### Work to complete
Copy each line holding the string "Identidade".

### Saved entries
==============================

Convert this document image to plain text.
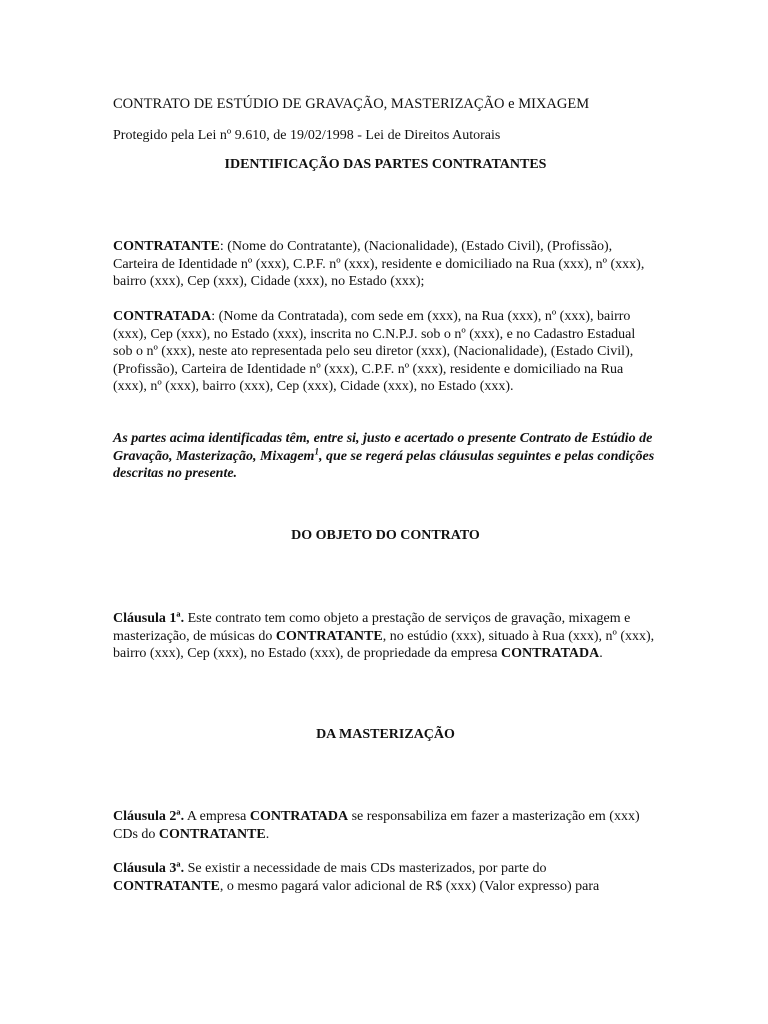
CONTRATO DE ESTÚDIO DE GRAVAÇÃO, MASTERIZAÇÃO e MIXAGEM

Protegido pela Lei nº 9.610, de 19/02/1998 - Lei de Direitos Autorais

IDENTIFICAÇÃO DAS PARTES CONTRATANTES

CONTRATANTE: (Nome do Contratante), (Nacionalidade), (Estado Civil), (Profissão), Carteira de Identidade nº (xxx), C.P.F. nº (xxx), residente e domiciliado na Rua (xxx), nº (xxx), bairro (xxx), Cep (xxx), Cidade (xxx), no Estado (xxx);

CONTRATADA: (Nome da Contratada), com sede em (xxx), na Rua (xxx), nº (xxx), bairro (xxx), Cep (xxx), no Estado (xxx), inscrita no C.N.P.J. sob o nº (xxx), e no Cadastro Estadual sob o nº (xxx), neste ato representada pelo seu diretor (xxx), (Nacionalidade), (Estado Civil), (Profissão), Carteira de Identidade nº (xxx), C.P.F. nº (xxx), residente e domiciliado na Rua (xxx), nº (xxx), bairro (xxx), Cep (xxx), Cidade (xxx), no Estado (xxx).

As partes acima identificadas têm, entre si, justo e acertado o presente Contrato de Estúdio de Gravação, Masterização, Mixagem$^1$, que se regerá pelas cláusulas seguintes e pelas condições descritas no presente.

DO OBJETO DO CONTRATO

Cláusula 1ª. Este contrato tem como objeto a prestação de serviços de gravação, mixagem e masterização, de músicas do CONTRATANTE, no estúdio (xxx), situado à Rua (xxx), nº (xxx), bairro (xxx), Cep (xxx), no Estado (xxx), de propriedade da empresa CONTRATADA.

DA MASTERIZAÇÃO

Cláusula 2ª. A empresa CONTRATADA se responsabiliza em fazer a masterização em (xxx) CDs do CONTRATANTE.

Cláusula 3ª. Se existir a necessidade de mais CDs masterizados, por parte do CONTRATANTE, o mesmo pagará valor adicional de R$ (xxx) (Valor expresso) para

==============================

### The response
CONTRATANTE: (Nome do Contratante), (Nacionalidade), (Estado Civil), (Profissão), Carteira de Identidade nº (xxx), C.P.F. nº (xxx), residente e domiciliado na Rua (xxx), nº (xxx), bairro (xxx), Cep (xxx), Cidade (xxx), no Estado (xxx);
CONTRATADA: (Nome da Contratada), com sede em (xxx), na Rua (xxx), nº (xxx), bairro (xxx), Cep (xxx), no Estado (xxx), inscrita no C.N.P.J. sob o nº (xxx), e no Cadastro Estadual sob o nº (xxx), neste ato representada pelo seu diretor (xxx), (Nacionalidade), (Estado Civil), (Profissão), Carteira de Identidade nº (xxx), C.P.F. nº (xxx), residente e domiciliado na Rua (xxx), nº (xxx), bairro (xxx), Cep (xxx), Cidade (xxx), no Estado (xxx).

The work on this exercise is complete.